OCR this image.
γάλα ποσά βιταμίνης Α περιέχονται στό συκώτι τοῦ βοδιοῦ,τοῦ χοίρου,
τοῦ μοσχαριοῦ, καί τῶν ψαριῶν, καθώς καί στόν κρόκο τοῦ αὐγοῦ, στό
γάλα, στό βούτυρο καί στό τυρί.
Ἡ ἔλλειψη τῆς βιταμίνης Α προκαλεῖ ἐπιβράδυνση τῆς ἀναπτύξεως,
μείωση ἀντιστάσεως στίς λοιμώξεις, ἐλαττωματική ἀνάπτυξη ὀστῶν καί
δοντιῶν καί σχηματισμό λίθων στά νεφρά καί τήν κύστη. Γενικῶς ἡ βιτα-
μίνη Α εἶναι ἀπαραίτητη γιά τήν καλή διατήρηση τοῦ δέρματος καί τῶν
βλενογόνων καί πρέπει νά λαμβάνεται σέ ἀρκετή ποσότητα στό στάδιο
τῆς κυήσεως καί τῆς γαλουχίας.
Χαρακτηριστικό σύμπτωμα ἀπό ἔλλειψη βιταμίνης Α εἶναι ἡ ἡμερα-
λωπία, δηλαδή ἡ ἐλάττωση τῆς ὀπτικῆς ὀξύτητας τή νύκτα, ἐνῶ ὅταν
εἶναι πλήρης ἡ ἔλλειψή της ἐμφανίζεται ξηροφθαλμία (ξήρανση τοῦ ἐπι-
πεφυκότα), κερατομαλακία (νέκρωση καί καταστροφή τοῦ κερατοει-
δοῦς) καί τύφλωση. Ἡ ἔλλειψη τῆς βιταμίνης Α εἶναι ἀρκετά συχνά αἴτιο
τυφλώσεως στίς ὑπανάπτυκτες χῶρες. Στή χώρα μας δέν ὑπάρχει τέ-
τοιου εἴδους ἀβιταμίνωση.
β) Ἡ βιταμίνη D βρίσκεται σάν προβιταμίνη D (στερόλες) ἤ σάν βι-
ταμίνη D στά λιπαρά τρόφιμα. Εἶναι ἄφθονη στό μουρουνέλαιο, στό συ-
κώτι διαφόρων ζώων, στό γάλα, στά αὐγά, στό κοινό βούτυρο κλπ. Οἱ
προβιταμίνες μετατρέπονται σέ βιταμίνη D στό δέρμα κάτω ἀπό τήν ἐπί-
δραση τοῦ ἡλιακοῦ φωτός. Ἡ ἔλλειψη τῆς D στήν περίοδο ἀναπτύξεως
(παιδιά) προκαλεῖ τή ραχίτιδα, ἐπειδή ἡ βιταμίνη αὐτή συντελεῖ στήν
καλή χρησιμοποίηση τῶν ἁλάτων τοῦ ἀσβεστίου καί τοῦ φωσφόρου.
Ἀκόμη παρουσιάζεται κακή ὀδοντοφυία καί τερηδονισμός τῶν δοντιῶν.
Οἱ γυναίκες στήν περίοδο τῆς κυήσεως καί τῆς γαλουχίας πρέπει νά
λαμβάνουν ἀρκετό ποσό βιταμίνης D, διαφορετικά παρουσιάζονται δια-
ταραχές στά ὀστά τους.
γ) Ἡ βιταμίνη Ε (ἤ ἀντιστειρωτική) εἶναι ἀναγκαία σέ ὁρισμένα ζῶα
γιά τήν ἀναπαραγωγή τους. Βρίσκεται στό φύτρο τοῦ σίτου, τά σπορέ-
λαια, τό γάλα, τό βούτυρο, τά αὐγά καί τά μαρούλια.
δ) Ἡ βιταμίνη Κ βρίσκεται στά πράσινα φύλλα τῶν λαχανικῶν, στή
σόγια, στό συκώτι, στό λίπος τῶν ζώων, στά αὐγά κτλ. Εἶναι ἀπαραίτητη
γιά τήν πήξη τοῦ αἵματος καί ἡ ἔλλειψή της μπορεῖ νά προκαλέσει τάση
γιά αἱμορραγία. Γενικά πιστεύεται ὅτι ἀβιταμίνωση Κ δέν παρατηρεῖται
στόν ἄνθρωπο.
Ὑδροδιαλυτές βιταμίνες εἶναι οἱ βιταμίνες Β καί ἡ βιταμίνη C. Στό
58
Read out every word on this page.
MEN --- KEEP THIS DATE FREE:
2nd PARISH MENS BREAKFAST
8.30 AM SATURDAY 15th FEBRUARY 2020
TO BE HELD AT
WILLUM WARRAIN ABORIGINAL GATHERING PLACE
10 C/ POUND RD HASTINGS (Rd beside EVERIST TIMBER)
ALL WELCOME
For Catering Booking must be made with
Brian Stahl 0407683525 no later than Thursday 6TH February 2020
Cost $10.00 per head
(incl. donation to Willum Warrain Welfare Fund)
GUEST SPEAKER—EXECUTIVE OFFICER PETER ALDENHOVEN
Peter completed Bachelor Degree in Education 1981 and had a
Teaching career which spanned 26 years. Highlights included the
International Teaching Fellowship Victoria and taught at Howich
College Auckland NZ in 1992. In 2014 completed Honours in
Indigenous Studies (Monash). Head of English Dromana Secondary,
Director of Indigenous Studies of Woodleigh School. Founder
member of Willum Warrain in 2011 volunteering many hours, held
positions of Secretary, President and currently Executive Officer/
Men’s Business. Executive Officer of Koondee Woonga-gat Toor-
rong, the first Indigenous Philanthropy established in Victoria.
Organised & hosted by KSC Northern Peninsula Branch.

> Instructions to follow
Write the complete data out, exactly as above.

> Exercise response
OCR this image.
γάλα ποσά βιταμίνης Α περιέχονται στό συκώτι τοῦ βοδιοῦ,τοῦ χοίρου,
τοῦ μοσχαριοῦ, καί τῶν ψαριῶν, καθώς καί στόν κρόκο τοῦ αὐγοῦ, στό
γάλα, στό βούτυρο καί στό τυρί.
Ἡ ἔλλειψη τῆς βιταμίνης Α προκαλεῖ ἐπιβράδυνση τῆς ἀναπτύξεως,
μείωση ἀντιστάσεως στίς λοιμώξεις, ἐλαττωματική ἀνάπτυξη ὀστῶν καί
δοντιῶν καί σχηματισμό λίθων στά νεφρά καί τήν κύστη. Γενικῶς ἡ βιτα-
μίνη Α εἶναι ἀπαραίτητη γιά τήν καλή διατήρηση τοῦ δέρματος καί τῶν
βλενογόνων καί πρέπει νά λαμβάνεται σέ ἀρκετή ποσότητα στό στάδιο
τῆς κυήσεως καί τῆς γαλουχίας.
Χαρακτηριστικό σύμπτωμα ἀπό ἔλλειψη βιταμίνης Α εἶναι ἡ ἡμερα-
λωπία, δηλαδή ἡ ἐλάττωση τῆς ὀπτικῆς ὀξύτητας τή νύκτα, ἐνῶ ὅταν
εἶναι πλήρης ἡ ἔλλειψή της ἐμφανίζεται ξηροφθαλμία (ξήρανση τοῦ ἐπι-
πεφυκότα), κερατομαλακία (νέκρωση καί καταστροφή τοῦ κερατοει-
δοῦς) καί τύφλωση. Ἡ ἔλλειψη τῆς βιταμίνης Α εἶναι ἀρκετά συχνά αἴτιο
τυφλώσεως στίς ὑπανάπτυκτες χῶρες. Στή χώρα μας δέν ὑπάρχει τέ-
τοιου εἴδους ἀβιταμίνωση.
β) Ἡ βιταμίνη D βρίσκεται σάν προβιταμίνη D (στερόλες) ἤ σάν βι-
ταμίνη D στά λιπαρά τρόφιμα. Εἶναι ἄφθονη στό μουρουνέλαιο, στό συ-
κώτι διαφόρων ζώων, στό γάλα, στά αὐγά, στό κοινό βούτυρο κλπ. Οἱ
προβιταμίνες μετατρέπονται σέ βιταμίνη D στό δέρμα κάτω ἀπό τήν ἐπί-
δραση τοῦ ἡλιακοῦ φωτός. Ἡ ἔλλειψη τῆς D στήν περίοδο ἀναπτύξεως
(παιδιά) προκαλεῖ τή ραχίτιδα, ἐπειδή ἡ βιταμίνη αὐτή συντελεῖ στήν
καλή χρησιμοποίηση τῶν ἁλάτων τοῦ ἀσβεστίου καί τοῦ φωσφόρου.
Ἀκόμη παρουσιάζεται κακή ὀδοντοφυία καί τερηδονισμός τῶν δοντιῶν.
Οἱ γυναίκες στήν περίοδο τῆς κυήσεως καί τῆς γαλουχίας πρέπει νά
λαμβάνουν ἀρκετό ποσό βιταμίνης D, διαφορετικά παρουσιάζονται δια-
ταραχές στά ὀστά τους.
γ) Ἡ βιταμίνη Ε (ἤ ἀντιστειρωτική) εἶναι ἀναγκαία σέ ὁρισμένα ζῶα
γιά τήν ἀναπαραγωγή τους. Βρίσκεται στό φύτρο τοῦ σίτου, τά σπορέ-
λαια, τό γάλα, τό βούτυρο, τά αὐγά καί τά μαρούλια.
δ) Ἡ βιταμίνη Κ βρίσκεται στά πράσινα φύλλα τῶν λαχανικῶν, στή
σόγια, στό συκώτι, στό λίπος τῶν ζώων, στά αὐγά κτλ. Εἶναι ἀπαραίτητη
γιά τήν πήξη τοῦ αἵματος καί ἡ ἔλλειψή της μπορεῖ νά προκαλέσει τάση
γιά αἱμορραγία. Γενικά πιστεύεται ὅτι ἀβιταμίνωση Κ δέν παρατηρεῖται
στόν ἄνθρωπο.
Ὑδροδιαλυτές βιταμίνες εἶναι οἱ βιταμίνες Β καί ἡ βιταμίνη C. Στό
58
Read out every word on this page.
MEN --- KEEP THIS DATE FREE:
2nd PARISH MENS BREAKFAST
8.30 AM SATURDAY 15th FEBRUARY 2020
TO BE HELD AT
WILLUM WARRAIN ABORIGINAL GATHERING PLACE
10 C/ POUND RD HASTINGS (Rd beside EVERIST TIMBER)
ALL WELCOME
For Catering Booking must be made with
Brian Stahl 0407683525 no later than Thursday 6TH February 2020
Cost $10.00 per head
(incl. donation to Willum Warrain Welfare Fund)
GUEST SPEAKER—EXECUTIVE OFFICER PETER ALDENHOVEN
Peter completed Bachelor Degree in Education 1981 and had a
Teaching career which spanned 26 years. Highlights included the
International Teaching Fellowship Victoria and taught at Howich
College Auckland NZ in 1992. In 2014 completed Honours in
Indigenous Studies (Monash). Head of English Dromana Secondary,
Director of Indigenous Studies of Woodleigh School. Founder
member of Willum Warrain in 2011 volunteering many hours, held
positions of Secretary, President and currently Executive Officer/
Men’s Business. Executive Officer of Koondee Woonga-gat Toor-
rong, the first Indigenous Philanthropy established in Victoria.
Organised & hosted by KSC Northern Peninsula Branch.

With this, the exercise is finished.